Stated problem →
Do not include the pictures; repeat the rest of the data exactly.

*** Dataset content ***

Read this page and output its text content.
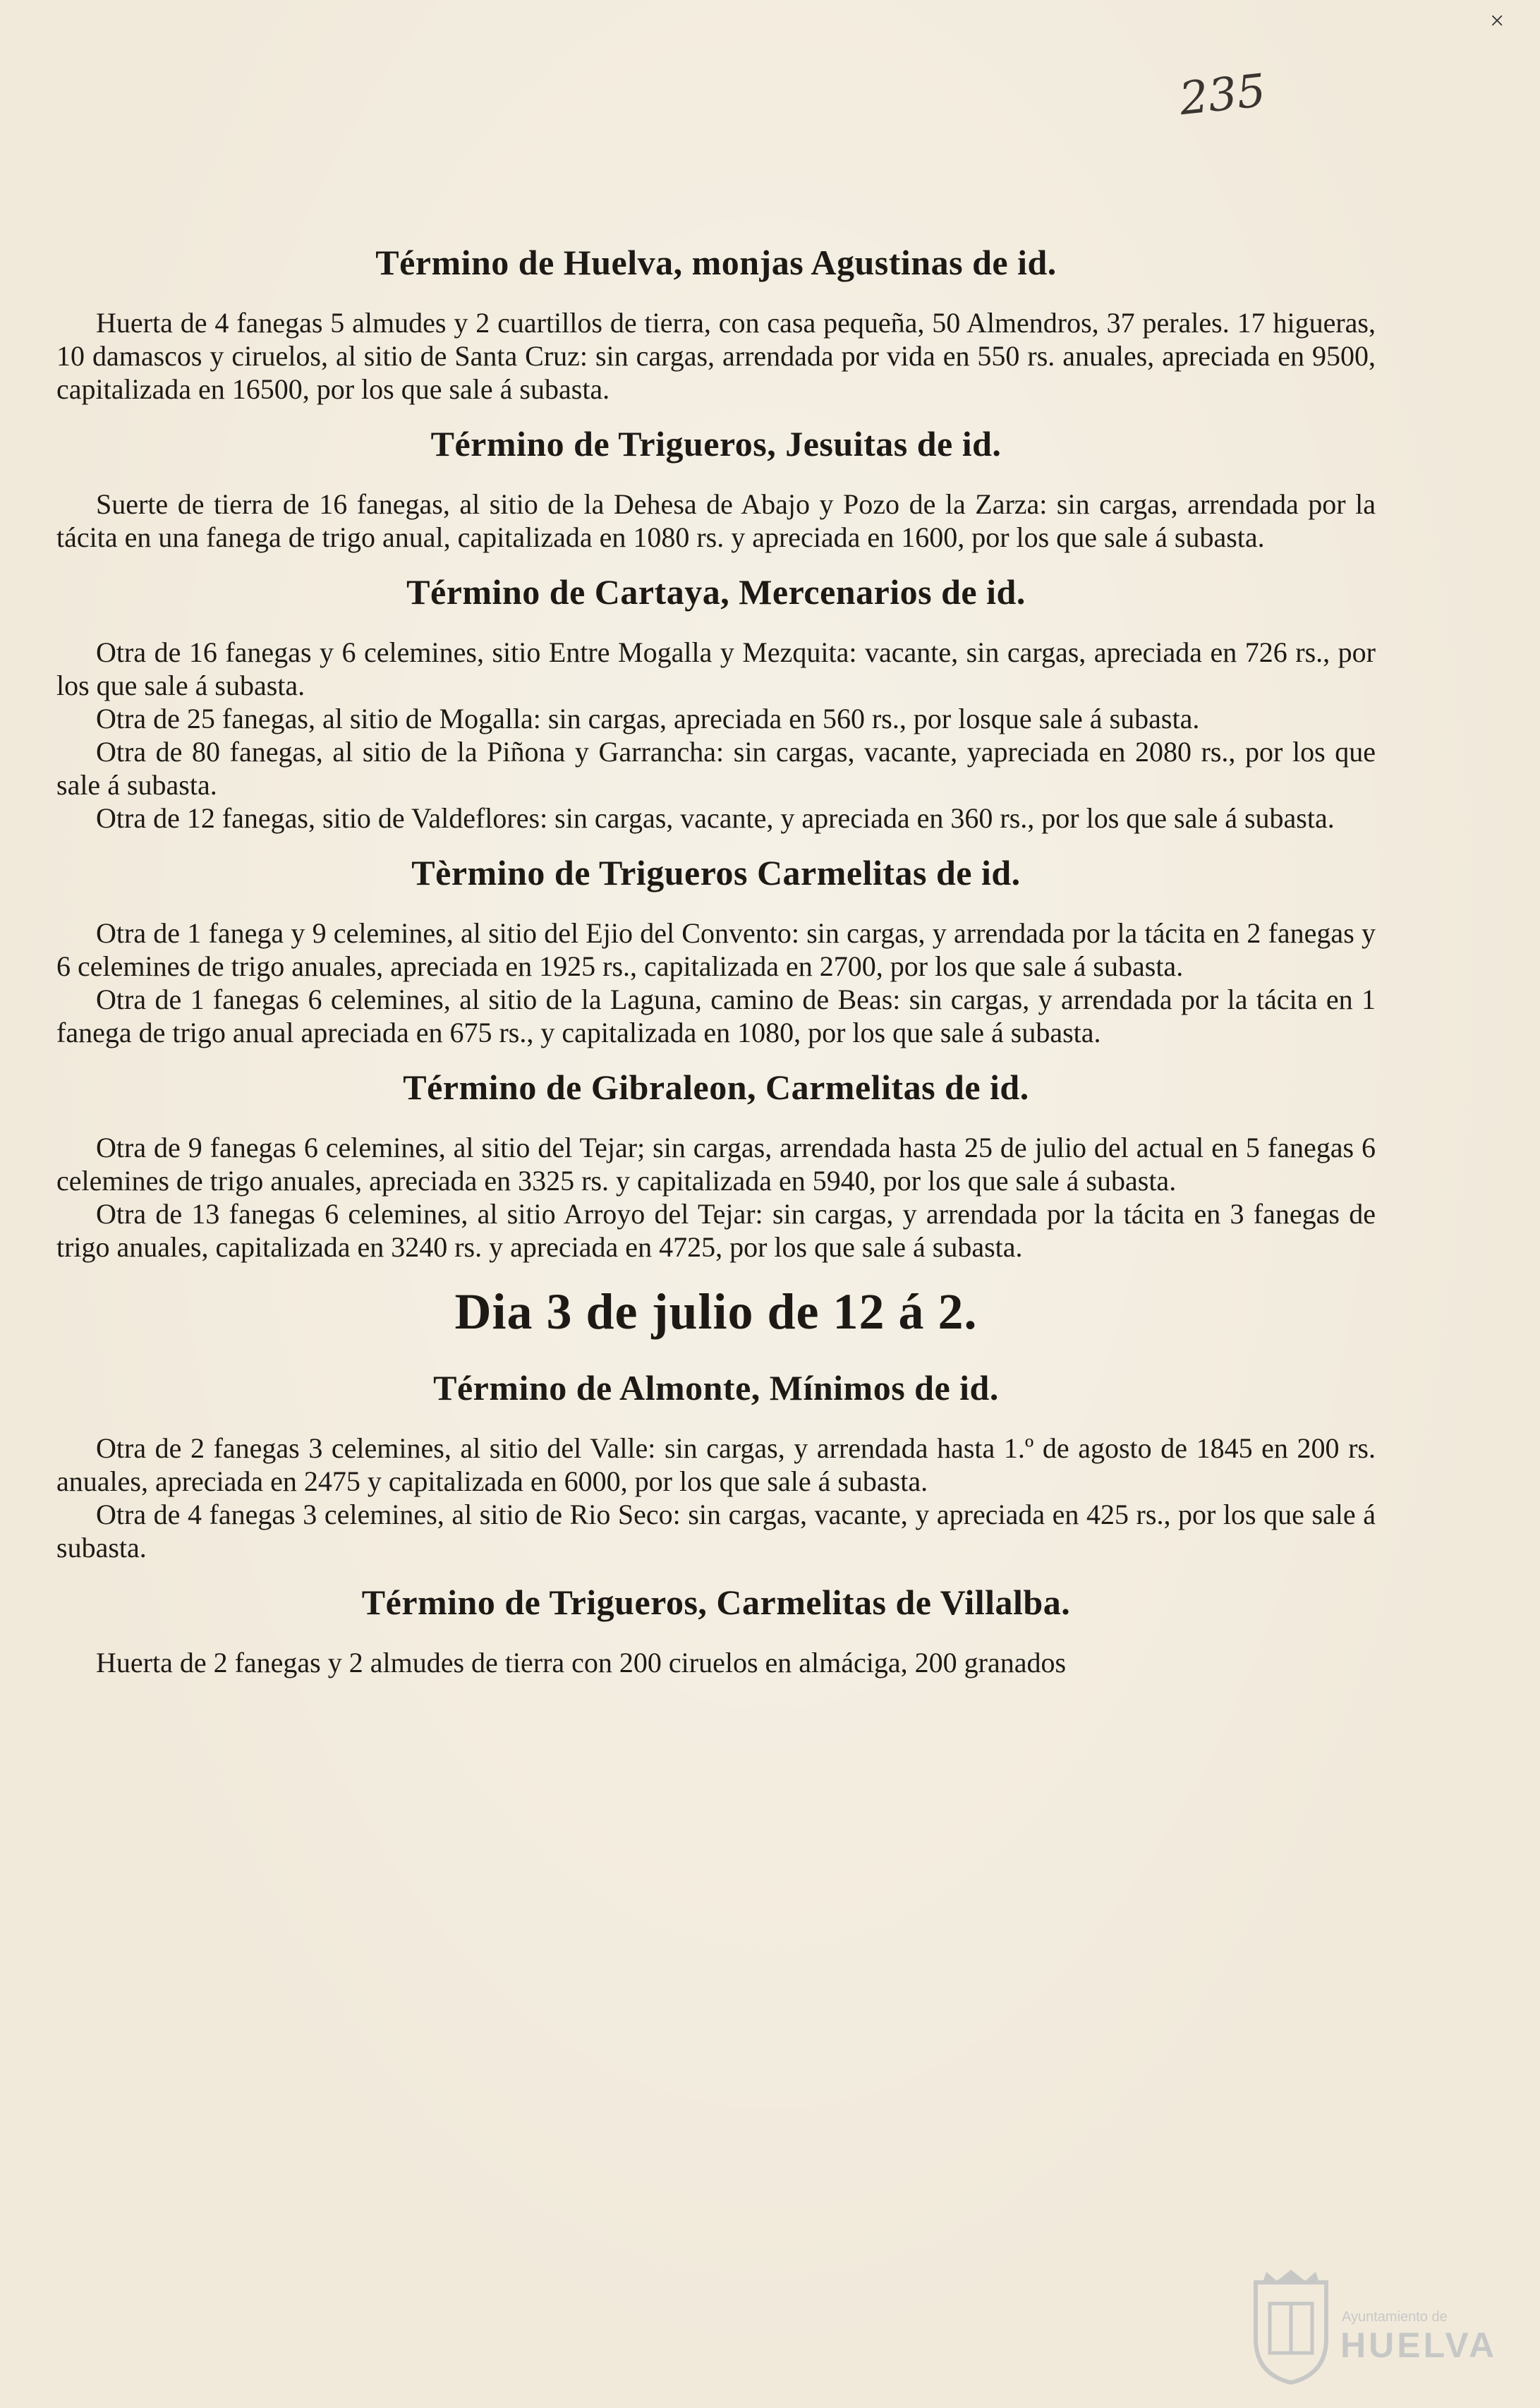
×
235
Término de Huelva, monjas Agustinas de id.

Huerta de 4 fanegas 5 almudes y 2 cuartillos de tierra, con casa pequeña, 50 Almendros, 37 perales. 17 higueras, 10 damascos y ciruelos, al sitio de Santa Cruz: sin cargas, arrendada por vida en 550 rs. anuales, apreciada en 9500, capitalizada en 16500, por los que sale á subasta.

Término de Trigueros, Jesuitas de id.

Suerte de tierra de 16 fanegas, al sitio de la Dehesa de Abajo y Pozo de la Zarza: sin cargas, arrendada por la tácita en una fanega de trigo anual, capitalizada en 1080 rs. y apreciada en 1600, por los que sale á subasta.

Término de Cartaya, Mercenarios de id.

Otra de 16 fanegas y 6 celemines, sitio Entre Mogalla y Mezquita: vacante, sin cargas, apreciada en 726 rs., por los que sale á subasta.

Otra de 25 fanegas, al sitio de Mogalla: sin cargas, apreciada en 560 rs., por losque sale á subasta.

Otra de 80 fanegas, al sitio de la Piñona y Garrancha: sin cargas, vacante, yapreciada en 2080 rs., por los que sale á subasta.

Otra de 12 fanegas, sitio de Valdeflores: sin cargas, vacante, y apreciada en 360 rs., por los que sale á subasta.

Tèrmino de Trigueros Carmelitas de id.

Otra de 1 fanega y 9 celemines, al sitio del Ejio del Convento: sin cargas, y arrendada por la tácita en 2 fanegas y 6 celemines de trigo anuales, apreciada en 1925 rs., capitalizada en 2700, por los que sale á subasta.

Otra de 1 fanegas 6 celemines, al sitio de la Laguna, camino de Beas: sin cargas, y arrendada por la tácita en 1 fanega de trigo anual apreciada en 675 rs., y capitalizada en 1080, por los que sale á subasta.

Término de Gibraleon, Carmelitas de id.

Otra de 9 fanegas 6 celemines, al sitio del Tejar; sin cargas, arrendada hasta 25 de julio del actual en 5 fanegas 6 celemines de trigo anuales, apreciada en 3325 rs. y capitalizada en 5940, por los que sale á subasta.

Otra de 13 fanegas 6 celemines, al sitio Arroyo del Tejar: sin cargas, y arrendada por la tácita en 3 fanegas de trigo anuales, capitalizada en 3240 rs. y apreciada en 4725, por los que sale á subasta.

Dia 3 de julio de 12 á 2.
Término de Almonte, Mínimos de id.

Otra de 2 fanegas 3 celemines, al sitio del Valle: sin cargas, y arrendada hasta 1.º de agosto de 1845 en 200 rs. anuales, apreciada en 2475 y capitalizada en 6000, por los que sale á subasta.

Otra de 4 fanegas 3 celemines, al sitio de Rio Seco: sin cargas, vacante, y apreciada en 425 rs., por los que sale á subasta.

Término de Trigueros, Carmelitas de Villalba.

Huerta de 2 fanegas y 2 almudes de tierra con 200 ciruelos en almáciga, 200 granados

Ayuntamiento de
HUELVA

***

Finished exercise →
Read this page and output its text content.
×
235
Término de Huelva, monjas Agustinas de id.

Huerta de 4 fanegas 5 almudes y 2 cuartillos de tierra, con casa pequeña, 50 Almendros, 37 perales. 17 higueras, 10 damascos y ciruelos, al sitio de Santa Cruz: sin cargas, arrendada por vida en 550 rs. anuales, apreciada en 9500, capitalizada en 16500, por los que sale á subasta.

Término de Trigueros, Jesuitas de id.

Suerte de tierra de 16 fanegas, al sitio de la Dehesa de Abajo y Pozo de la Zarza: sin cargas, arrendada por la tácita en una fanega de trigo anual, capitalizada en 1080 rs. y apreciada en 1600, por los que sale á subasta.

Término de Cartaya, Mercenarios de id.

Otra de 16 fanegas y 6 celemines, sitio Entre Mogalla y Mezquita: vacante, sin cargas, apreciada en 726 rs., por los que sale á subasta.

Otra de 25 fanegas, al sitio de Mogalla: sin cargas, apreciada en 560 rs., por losque sale á subasta.

Otra de 80 fanegas, al sitio de la Piñona y Garrancha: sin cargas, vacante, yapreciada en 2080 rs., por los que sale á subasta.

Otra de 12 fanegas, sitio de Valdeflores: sin cargas, vacante, y apreciada en 360 rs., por los que sale á subasta.

Tèrmino de Trigueros Carmelitas de id.

Otra de 1 fanega y 9 celemines, al sitio del Ejio del Convento: sin cargas, y arrendada por la tácita en 2 fanegas y 6 celemines de trigo anuales, apreciada en 1925 rs., capitalizada en 2700, por los que sale á subasta.

Otra de 1 fanegas 6 celemines, al sitio de la Laguna, camino de Beas: sin cargas, y arrendada por la tácita en 1 fanega de trigo anual apreciada en 675 rs., y capitalizada en 1080, por los que sale á subasta.

Término de Gibraleon, Carmelitas de id.

Otra de 9 fanegas 6 celemines, al sitio del Tejar; sin cargas, arrendada hasta 25 de julio del actual en 5 fanegas 6 celemines de trigo anuales, apreciada en 3325 rs. y capitalizada en 5940, por los que sale á subasta.

Otra de 13 fanegas 6 celemines, al sitio Arroyo del Tejar: sin cargas, y arrendada por la tácita en 3 fanegas de trigo anuales, capitalizada en 3240 rs. y apreciada en 4725, por los que sale á subasta.

Dia 3 de julio de 12 á 2.
Término de Almonte, Mínimos de id.

Otra de 2 fanegas 3 celemines, al sitio del Valle: sin cargas, y arrendada hasta 1.º de agosto de 1845 en 200 rs. anuales, apreciada en 2475 y capitalizada en 6000, por los que sale á subasta.

Otra de 4 fanegas 3 celemines, al sitio de Rio Seco: sin cargas, vacante, y apreciada en 425 rs., por los que sale á subasta.

Término de Trigueros, Carmelitas de Villalba.

Huerta de 2 fanegas y 2 almudes de tierra con 200 ciruelos en almáciga, 200 granados

Ayuntamiento de
HUELVA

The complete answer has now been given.